Given problem | Present each line of the entries below that holds the word "click".

Data records:
__________

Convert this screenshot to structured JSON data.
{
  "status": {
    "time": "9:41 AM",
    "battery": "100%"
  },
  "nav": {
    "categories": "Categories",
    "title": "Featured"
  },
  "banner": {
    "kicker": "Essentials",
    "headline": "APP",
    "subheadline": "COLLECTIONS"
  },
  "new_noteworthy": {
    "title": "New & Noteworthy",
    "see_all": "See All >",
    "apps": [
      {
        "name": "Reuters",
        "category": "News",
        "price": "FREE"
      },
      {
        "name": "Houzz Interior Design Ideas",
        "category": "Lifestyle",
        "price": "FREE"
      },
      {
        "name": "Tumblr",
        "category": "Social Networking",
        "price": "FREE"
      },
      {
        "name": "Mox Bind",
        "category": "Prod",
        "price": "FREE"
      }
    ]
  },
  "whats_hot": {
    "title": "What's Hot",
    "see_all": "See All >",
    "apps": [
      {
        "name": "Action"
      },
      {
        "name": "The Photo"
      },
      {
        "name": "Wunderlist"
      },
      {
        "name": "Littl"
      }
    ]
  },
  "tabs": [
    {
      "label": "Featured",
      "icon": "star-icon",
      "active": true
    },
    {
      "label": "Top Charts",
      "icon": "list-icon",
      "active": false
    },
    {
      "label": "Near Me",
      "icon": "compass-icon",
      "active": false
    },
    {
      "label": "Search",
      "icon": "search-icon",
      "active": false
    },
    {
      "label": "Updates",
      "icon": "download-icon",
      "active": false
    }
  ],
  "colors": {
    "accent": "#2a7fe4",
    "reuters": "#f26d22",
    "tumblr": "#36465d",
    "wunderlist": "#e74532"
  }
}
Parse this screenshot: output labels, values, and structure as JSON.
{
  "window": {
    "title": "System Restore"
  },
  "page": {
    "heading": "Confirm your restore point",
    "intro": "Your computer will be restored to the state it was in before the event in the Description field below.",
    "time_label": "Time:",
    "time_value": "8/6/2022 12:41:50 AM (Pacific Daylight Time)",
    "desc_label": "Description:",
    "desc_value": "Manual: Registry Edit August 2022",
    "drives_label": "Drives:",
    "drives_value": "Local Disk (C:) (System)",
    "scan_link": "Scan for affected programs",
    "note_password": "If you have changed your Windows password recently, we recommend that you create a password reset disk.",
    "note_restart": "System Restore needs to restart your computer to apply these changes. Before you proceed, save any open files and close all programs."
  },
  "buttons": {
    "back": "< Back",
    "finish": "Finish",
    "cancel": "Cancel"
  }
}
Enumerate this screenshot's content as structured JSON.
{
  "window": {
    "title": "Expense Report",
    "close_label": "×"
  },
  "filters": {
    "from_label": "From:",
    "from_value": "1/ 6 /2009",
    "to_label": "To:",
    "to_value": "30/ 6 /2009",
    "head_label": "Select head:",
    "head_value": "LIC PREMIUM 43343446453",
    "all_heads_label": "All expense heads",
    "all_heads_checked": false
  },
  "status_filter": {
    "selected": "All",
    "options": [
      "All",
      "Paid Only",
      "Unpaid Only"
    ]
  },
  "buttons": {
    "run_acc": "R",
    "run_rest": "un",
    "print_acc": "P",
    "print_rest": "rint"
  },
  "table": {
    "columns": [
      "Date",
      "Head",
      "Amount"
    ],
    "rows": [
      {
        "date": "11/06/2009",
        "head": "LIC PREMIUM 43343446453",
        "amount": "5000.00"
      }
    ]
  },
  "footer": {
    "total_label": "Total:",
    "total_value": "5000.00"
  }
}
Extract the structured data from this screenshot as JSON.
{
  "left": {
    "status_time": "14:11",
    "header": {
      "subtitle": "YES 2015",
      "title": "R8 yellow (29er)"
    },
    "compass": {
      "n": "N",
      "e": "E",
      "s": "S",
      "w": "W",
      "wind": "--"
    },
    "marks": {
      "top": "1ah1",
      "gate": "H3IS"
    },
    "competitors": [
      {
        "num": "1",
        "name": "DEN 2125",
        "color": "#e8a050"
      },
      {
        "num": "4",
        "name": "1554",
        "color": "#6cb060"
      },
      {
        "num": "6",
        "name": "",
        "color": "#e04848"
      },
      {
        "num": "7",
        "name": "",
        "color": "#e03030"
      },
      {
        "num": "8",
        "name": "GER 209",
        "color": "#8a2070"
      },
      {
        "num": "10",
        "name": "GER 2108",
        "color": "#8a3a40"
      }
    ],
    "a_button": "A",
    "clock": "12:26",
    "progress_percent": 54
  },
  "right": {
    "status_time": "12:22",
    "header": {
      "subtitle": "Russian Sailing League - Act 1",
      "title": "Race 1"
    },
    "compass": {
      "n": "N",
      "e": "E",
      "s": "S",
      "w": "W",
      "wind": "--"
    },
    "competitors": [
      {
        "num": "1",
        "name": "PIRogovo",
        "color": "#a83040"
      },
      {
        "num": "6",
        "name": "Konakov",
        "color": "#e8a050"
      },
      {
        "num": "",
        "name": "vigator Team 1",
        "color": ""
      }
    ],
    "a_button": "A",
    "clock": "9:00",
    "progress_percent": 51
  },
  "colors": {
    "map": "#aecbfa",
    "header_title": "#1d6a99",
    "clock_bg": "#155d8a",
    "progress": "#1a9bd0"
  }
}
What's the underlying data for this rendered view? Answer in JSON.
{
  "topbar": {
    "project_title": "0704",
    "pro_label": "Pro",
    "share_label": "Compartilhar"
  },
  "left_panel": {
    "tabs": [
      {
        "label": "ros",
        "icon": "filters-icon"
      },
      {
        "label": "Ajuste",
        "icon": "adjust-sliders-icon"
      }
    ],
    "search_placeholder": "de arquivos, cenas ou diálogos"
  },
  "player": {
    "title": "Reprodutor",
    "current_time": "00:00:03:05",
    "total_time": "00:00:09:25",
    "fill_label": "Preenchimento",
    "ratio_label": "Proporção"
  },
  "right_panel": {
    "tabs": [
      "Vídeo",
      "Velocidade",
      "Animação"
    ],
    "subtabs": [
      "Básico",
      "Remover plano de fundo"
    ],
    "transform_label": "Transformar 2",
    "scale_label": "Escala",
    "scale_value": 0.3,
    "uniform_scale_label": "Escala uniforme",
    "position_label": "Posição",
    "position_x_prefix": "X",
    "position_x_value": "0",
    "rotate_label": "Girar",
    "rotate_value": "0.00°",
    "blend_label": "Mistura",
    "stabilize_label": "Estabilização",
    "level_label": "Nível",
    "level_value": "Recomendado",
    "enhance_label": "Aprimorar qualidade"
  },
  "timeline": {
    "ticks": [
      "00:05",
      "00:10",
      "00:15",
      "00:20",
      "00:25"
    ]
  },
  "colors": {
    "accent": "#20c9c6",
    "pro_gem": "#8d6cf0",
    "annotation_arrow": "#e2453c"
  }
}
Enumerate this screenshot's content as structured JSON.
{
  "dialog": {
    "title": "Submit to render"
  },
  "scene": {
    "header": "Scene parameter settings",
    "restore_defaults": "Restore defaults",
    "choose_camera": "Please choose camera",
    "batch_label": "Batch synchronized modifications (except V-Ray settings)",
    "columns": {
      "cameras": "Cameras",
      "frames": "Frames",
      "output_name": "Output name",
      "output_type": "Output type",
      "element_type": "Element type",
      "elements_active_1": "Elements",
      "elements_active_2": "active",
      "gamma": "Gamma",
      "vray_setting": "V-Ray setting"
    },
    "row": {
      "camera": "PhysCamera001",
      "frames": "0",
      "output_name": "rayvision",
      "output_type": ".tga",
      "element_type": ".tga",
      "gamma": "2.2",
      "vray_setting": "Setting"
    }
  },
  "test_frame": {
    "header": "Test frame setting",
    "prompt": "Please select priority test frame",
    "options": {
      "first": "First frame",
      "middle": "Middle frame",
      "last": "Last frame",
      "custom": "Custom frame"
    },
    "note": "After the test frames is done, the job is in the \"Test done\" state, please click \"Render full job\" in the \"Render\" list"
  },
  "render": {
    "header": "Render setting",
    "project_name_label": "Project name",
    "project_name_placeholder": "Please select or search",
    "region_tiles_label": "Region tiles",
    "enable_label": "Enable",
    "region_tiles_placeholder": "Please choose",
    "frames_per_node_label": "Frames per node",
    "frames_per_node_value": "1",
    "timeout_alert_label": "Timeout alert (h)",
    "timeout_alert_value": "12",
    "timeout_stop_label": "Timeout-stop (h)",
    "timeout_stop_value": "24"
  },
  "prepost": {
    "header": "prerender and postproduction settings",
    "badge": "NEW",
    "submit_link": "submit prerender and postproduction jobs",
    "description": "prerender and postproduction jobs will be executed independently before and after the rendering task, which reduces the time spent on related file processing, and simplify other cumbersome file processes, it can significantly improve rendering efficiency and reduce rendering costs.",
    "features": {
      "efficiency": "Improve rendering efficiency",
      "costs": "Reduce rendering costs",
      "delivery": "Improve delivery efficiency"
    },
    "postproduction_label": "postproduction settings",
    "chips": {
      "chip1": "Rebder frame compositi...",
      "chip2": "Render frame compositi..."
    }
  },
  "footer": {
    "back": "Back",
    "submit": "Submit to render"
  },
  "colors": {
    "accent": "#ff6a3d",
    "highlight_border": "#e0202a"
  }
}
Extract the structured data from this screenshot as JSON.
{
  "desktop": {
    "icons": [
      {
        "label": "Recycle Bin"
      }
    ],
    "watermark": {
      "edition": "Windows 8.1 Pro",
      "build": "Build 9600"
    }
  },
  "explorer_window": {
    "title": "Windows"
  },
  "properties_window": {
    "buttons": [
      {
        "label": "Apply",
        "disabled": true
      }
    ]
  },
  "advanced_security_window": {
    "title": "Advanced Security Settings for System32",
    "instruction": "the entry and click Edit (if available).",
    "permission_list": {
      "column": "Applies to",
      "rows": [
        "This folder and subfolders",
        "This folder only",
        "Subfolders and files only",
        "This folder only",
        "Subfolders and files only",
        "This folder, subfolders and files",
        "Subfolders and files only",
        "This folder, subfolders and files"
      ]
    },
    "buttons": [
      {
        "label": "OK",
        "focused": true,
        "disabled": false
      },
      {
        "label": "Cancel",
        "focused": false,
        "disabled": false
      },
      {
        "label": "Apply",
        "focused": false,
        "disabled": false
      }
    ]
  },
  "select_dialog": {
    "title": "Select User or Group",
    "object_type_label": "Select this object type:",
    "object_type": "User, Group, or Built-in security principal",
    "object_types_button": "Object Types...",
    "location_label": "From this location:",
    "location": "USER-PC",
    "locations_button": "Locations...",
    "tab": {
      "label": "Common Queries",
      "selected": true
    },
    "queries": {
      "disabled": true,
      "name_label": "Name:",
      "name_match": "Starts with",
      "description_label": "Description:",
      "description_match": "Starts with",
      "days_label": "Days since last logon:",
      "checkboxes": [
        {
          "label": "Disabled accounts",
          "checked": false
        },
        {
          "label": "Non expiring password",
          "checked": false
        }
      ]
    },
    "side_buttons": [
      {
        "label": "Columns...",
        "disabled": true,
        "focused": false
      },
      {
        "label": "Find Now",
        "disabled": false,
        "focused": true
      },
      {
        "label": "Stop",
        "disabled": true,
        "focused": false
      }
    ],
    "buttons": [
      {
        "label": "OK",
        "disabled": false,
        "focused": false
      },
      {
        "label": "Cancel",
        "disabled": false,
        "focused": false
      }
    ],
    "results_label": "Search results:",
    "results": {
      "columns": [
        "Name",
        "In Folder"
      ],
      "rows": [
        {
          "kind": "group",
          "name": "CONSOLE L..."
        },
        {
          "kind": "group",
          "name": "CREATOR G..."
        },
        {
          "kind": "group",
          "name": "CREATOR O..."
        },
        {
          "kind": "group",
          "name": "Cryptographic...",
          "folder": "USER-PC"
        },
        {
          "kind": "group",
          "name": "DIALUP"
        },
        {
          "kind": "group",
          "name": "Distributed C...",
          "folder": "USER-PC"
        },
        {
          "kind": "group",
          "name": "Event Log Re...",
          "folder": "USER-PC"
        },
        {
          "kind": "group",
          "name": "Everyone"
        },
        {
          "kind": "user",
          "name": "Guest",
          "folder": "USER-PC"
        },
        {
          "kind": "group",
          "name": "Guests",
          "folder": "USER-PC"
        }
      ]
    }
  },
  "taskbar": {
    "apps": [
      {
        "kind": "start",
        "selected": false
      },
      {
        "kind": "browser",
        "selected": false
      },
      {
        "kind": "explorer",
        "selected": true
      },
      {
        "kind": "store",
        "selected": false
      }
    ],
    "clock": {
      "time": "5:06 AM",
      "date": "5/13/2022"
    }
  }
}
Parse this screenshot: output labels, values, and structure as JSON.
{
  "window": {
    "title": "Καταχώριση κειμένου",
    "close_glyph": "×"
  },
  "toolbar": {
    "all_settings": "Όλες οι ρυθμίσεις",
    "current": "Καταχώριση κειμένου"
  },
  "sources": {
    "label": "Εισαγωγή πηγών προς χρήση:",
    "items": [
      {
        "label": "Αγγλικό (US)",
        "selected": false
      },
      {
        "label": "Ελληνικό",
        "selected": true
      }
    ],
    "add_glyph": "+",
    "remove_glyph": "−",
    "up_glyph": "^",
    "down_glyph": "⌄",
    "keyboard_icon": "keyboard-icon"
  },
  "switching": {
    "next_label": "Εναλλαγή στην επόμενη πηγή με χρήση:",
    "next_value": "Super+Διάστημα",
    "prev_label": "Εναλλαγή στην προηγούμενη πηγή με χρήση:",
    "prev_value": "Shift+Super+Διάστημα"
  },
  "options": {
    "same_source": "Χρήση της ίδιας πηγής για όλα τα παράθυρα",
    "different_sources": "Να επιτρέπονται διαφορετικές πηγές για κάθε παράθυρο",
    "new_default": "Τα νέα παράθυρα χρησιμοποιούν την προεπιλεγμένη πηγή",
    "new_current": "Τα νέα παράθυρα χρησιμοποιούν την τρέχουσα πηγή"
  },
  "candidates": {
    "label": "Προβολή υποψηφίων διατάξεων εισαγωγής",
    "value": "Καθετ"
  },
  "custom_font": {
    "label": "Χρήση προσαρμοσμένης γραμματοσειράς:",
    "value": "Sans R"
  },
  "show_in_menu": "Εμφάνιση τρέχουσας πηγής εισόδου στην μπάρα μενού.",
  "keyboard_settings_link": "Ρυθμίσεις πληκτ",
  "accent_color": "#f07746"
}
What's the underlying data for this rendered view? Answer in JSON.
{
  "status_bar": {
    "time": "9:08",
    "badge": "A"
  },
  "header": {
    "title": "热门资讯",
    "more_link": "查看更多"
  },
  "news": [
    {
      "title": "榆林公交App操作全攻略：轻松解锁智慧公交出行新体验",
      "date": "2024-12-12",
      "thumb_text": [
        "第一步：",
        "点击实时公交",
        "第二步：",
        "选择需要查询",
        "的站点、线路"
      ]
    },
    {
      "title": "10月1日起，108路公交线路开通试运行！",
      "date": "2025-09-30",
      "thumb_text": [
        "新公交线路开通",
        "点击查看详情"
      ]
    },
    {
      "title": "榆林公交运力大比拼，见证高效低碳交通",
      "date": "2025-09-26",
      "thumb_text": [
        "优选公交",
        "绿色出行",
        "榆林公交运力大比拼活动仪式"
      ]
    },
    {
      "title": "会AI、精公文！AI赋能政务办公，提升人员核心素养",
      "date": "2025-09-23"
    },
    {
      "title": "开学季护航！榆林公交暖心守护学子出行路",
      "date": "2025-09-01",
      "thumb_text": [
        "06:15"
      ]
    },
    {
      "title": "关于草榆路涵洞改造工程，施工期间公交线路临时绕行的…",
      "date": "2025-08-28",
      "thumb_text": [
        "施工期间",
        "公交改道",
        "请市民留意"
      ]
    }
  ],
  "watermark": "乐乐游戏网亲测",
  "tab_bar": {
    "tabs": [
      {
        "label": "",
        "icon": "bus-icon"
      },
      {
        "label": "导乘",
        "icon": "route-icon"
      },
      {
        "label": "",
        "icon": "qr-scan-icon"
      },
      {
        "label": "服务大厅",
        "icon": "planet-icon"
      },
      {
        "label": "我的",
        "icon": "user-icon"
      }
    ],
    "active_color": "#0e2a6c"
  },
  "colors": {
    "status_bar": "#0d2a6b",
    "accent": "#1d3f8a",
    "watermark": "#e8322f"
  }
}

__________

Task answer |
    "note": "After the test frames is done, the job is in the \"Test done\" state, please click \"Render full job\" in the \"Render\" list"
    "instruction": "the entry and click Edit (if available).",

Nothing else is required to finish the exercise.